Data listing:
---+---

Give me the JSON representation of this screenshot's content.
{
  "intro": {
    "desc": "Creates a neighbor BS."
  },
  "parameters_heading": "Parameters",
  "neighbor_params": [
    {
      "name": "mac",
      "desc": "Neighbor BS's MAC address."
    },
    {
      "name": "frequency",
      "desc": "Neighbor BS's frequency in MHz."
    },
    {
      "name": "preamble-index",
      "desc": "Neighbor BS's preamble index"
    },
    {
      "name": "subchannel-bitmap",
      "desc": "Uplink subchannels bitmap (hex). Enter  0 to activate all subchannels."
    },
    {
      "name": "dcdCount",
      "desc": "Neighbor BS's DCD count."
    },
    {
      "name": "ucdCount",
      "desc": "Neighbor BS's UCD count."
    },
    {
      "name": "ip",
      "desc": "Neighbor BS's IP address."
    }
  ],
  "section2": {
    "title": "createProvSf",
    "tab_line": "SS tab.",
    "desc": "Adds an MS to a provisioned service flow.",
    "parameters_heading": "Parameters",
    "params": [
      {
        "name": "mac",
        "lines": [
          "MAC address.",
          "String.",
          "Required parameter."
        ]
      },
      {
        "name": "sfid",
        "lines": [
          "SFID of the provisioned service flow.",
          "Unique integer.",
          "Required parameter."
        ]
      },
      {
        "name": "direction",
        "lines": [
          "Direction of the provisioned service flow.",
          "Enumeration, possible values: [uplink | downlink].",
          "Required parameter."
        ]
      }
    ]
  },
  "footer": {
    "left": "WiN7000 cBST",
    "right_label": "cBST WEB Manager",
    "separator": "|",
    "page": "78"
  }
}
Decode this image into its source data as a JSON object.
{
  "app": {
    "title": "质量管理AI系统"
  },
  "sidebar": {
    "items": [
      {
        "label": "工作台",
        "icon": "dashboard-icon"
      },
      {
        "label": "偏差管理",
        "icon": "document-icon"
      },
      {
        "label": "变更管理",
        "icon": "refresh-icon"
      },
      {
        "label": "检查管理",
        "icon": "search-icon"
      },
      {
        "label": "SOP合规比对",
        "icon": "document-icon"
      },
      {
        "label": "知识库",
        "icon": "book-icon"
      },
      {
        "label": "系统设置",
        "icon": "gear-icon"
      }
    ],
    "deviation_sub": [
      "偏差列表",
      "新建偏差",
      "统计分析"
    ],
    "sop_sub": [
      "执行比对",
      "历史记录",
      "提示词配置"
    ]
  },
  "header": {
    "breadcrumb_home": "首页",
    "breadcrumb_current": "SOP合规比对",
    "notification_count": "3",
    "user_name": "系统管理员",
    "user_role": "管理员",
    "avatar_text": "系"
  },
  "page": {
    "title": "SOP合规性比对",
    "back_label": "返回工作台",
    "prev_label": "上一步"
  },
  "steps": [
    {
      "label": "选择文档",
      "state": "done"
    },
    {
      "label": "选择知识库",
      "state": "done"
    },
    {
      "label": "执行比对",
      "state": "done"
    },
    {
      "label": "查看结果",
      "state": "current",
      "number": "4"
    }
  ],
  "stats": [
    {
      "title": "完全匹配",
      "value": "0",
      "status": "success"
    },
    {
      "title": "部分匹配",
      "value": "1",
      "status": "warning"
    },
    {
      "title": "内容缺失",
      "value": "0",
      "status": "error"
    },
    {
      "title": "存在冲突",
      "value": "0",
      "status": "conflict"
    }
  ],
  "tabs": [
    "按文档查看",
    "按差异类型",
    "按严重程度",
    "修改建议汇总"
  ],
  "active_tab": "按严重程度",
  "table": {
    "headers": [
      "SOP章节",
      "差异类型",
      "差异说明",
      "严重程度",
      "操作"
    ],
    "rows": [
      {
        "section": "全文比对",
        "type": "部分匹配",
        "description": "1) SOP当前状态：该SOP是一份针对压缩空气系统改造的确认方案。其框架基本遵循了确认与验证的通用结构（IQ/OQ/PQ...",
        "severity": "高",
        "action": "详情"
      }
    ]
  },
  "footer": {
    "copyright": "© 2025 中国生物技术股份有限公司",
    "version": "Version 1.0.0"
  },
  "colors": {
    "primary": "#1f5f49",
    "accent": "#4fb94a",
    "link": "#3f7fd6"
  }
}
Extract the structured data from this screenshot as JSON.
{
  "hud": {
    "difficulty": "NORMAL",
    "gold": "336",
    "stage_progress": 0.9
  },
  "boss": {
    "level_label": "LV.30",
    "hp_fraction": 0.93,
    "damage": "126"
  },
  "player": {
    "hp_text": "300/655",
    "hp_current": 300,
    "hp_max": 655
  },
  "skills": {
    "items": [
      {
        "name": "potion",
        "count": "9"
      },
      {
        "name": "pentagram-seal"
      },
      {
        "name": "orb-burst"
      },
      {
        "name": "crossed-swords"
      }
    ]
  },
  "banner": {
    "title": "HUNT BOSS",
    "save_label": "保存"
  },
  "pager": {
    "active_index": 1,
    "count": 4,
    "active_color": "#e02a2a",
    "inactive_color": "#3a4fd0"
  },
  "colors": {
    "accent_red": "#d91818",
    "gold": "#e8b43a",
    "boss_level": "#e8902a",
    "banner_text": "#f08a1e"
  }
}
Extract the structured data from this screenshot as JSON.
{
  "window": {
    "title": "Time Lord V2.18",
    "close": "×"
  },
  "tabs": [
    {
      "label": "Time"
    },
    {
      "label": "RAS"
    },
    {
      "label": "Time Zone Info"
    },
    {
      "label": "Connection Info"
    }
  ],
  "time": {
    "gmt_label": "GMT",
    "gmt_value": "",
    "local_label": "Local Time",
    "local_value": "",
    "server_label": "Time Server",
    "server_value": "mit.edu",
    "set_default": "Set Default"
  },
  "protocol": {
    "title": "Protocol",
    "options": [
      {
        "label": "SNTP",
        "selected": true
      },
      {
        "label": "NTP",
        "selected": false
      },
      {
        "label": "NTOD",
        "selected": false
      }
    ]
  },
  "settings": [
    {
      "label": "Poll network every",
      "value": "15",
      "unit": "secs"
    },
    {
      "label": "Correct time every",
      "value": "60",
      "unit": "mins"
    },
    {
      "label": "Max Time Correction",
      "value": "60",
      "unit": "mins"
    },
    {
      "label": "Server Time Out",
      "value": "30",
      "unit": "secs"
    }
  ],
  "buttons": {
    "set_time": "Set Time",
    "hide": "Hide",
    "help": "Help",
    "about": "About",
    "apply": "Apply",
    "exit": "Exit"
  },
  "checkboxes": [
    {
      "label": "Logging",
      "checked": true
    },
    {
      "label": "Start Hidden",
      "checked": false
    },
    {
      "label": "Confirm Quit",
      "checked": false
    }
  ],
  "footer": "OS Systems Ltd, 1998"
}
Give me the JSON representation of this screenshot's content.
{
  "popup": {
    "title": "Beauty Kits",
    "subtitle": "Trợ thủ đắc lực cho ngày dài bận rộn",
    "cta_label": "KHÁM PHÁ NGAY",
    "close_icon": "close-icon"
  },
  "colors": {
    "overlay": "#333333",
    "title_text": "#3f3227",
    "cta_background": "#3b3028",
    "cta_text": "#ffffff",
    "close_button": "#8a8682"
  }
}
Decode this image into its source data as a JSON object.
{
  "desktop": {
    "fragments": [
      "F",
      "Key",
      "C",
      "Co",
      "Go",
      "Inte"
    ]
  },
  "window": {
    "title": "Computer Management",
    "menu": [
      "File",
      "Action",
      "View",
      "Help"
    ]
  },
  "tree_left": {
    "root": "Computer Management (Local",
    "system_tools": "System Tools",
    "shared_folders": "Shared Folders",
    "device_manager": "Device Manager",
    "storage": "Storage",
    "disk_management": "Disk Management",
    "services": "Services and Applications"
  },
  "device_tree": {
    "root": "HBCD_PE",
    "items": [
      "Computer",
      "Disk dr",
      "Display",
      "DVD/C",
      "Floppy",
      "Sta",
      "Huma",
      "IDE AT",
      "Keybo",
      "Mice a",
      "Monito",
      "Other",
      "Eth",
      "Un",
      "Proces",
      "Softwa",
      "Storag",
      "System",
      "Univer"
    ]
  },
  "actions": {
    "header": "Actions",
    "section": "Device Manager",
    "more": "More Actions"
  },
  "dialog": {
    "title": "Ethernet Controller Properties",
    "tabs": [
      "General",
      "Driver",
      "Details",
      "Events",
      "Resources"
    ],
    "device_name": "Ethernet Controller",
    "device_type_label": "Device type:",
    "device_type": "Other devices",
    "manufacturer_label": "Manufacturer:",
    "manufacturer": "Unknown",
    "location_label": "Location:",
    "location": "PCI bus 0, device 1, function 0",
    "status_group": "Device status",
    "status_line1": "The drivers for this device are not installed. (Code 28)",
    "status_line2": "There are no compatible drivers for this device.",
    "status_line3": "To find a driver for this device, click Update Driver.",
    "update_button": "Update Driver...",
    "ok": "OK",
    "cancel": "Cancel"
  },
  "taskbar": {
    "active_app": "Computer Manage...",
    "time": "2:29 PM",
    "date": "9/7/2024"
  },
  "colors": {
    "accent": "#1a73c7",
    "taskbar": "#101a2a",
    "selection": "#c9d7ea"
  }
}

---+---

What you have to do:
Pull out each line of the records holding the string "root".

Answer to this task:
    "root": "Computer Management (Local",
    "root": "HBCD_PE",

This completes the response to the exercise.